(SHORT PROBLEM):
Collect all lines from the listing that include the string "我方自警示日起至帳戶解除日為止".

(Dataset items):
- - -

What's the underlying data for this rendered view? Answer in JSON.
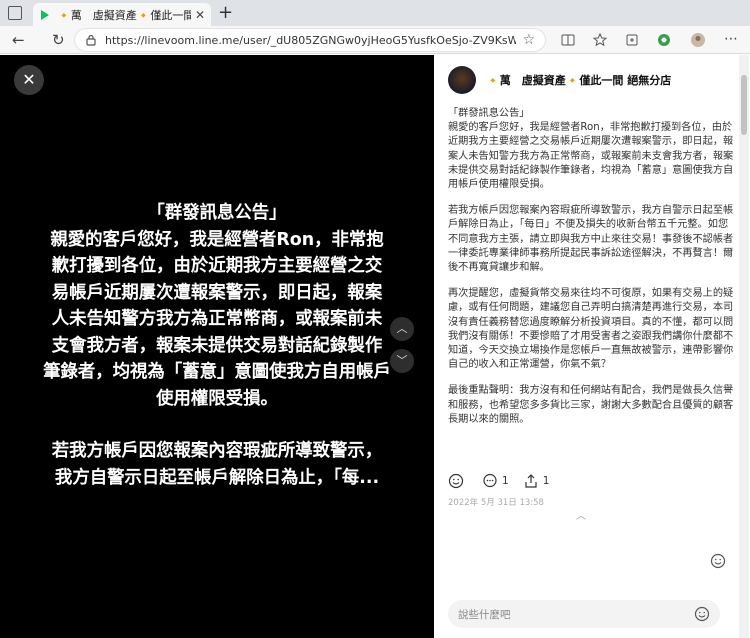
{
  "browser": {
    "tab_title": "🔸萬　虛擬資產🔸僅此一間 絕無分店",
    "tab_close": "✕",
    "new_tab": "+",
    "url": "https://linevoom.line.me/user/_dU805ZGNGw0yjHeoG5YusfkOeSjo-ZV9KsWWr...",
    "back": "←",
    "forward": "→",
    "reload": "↻"
  },
  "viewer": {
    "close": "✕",
    "poster_lines": [
      "「群發訊息公告」",
      "親愛的客戶您好，我是經營者Ron，非常抱",
      "歉打擾到各位，由於近期我方主要經營之交",
      "易帳戶近期屢次遭報案警示，即日起，報案",
      "人未告知警方我方為正常幣商，或報案前未",
      "支會我方者，報案未提供交易對話紀錄製作",
      "筆錄者，均視為「蓄意」意圖使我方自用帳戶",
      "使用權限受損。"
    ],
    "poster_lines_2": [
      "若我方帳戶因您報案內容瑕疵所導致警示，",
      "我方自警示日起至帳戶解除日為止，「每..."
    ],
    "arrow_up": "︿",
    "arrow_down": "﹀"
  },
  "panel": {
    "page_name": "🔸萬　虛擬資產🔸僅此一間 絕無分店",
    "post_paragraphs": [
      "「群發訊息公告」\n親愛的客戶您好，我是經營者Ron，非常抱歉打擾到各位，由於近期我方主要經營之交易帳戶近期屢次遭報案警示，即日起，報案人未告知警方我方為正常幣商，或報案前未支會我方者，報案未提供交易對話紀錄製作筆錄者，均視為「蓄意」意圖使我方自用帳戶使用權限受損。",
      "若我方帳戶因您報案內容瑕疵所導致警示，我方自警示日起至帳戶解除日為止，「每日」不便及損失的收新台幣五千元整。如您不同意我方主張，請立即與我方中止來往交易！事發後不認帳者一律委託專業律師事務所提起民事訴訟途徑解決，不再贅言！爾後不再寬貸讓步和解。",
      "再次提醒您，虛擬貨幣交易來往均不可復原，如果有交易上的疑慮，或有任何問題，建議您自己弄明白搞清楚再進行交易，本司沒有責任義務替您過度瞭解分析投資項目。真的不懂，都可以問我們沒有關係！不要慘賠了才用受害者之姿跟我們講你什麼都不知道，今天交換立場換作是您帳戶一直無故被警示，連帶影響你自己的收入和正常運營，你氣不氣？",
      "最後重點聲明：我方沒有和任何網站有配合，我們是做長久信譽和服務，也希望您多多貨比三家，謝謝大多數配合且優質的顧客長期以來的關照。"
    ],
    "comment_count": "1",
    "share_count": "1",
    "timestamp": "2022年 5月 31日 13:58",
    "scroll_up": "︿",
    "composer_placeholder": "說些什麼吧"
  }
}
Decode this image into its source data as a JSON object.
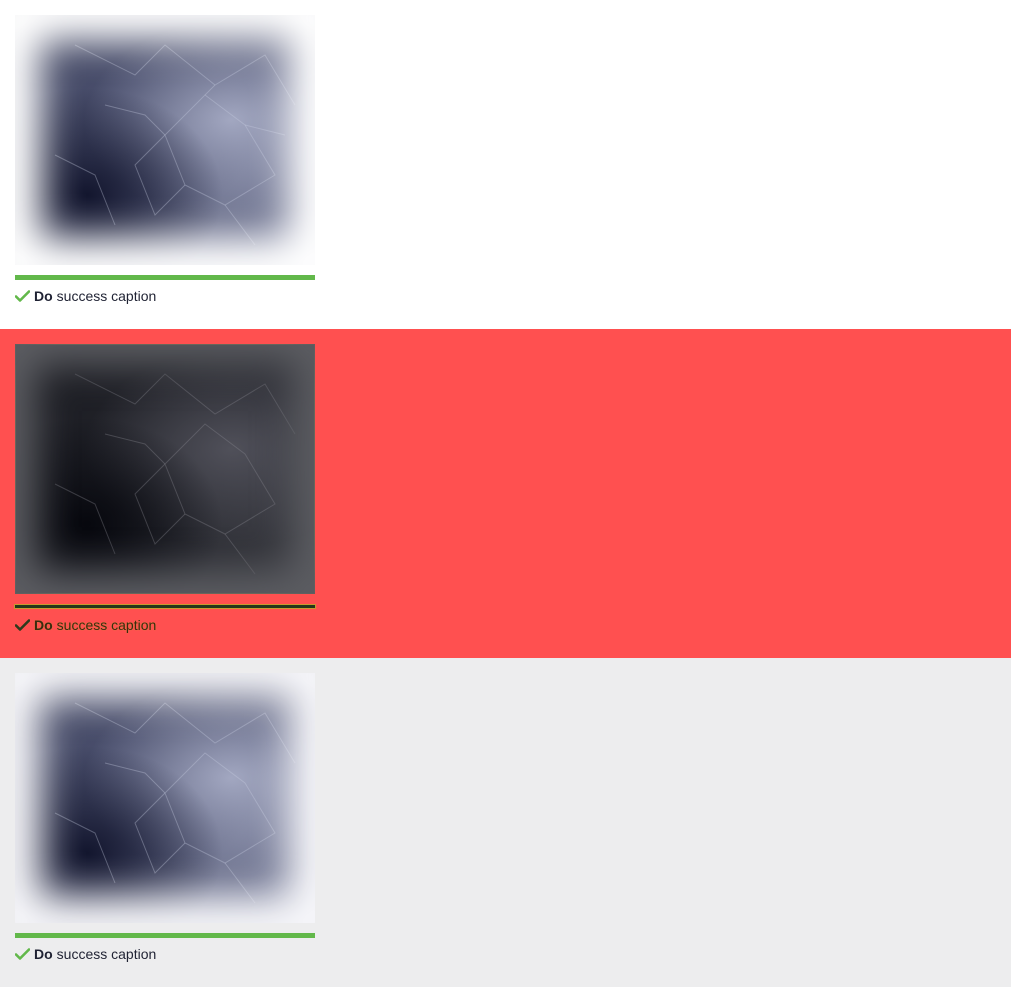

- - -

(TASK RESPONSE):
      "我方自警示日起至帳戶解除日為止，「每..."
      "若我方帳戶因您報案內容瑕疵所導致警示，我方自警示日起至帳戶解除日為止，「每日」不便及損失的收新台幣五千元整。如您不同意我方主張，請立即與我方中止來往交易！事發後不認帳者一律委託專業律師事務所提起民事訴訟途徑解決，不再贅言！爾後不再寬貸讓步和解。",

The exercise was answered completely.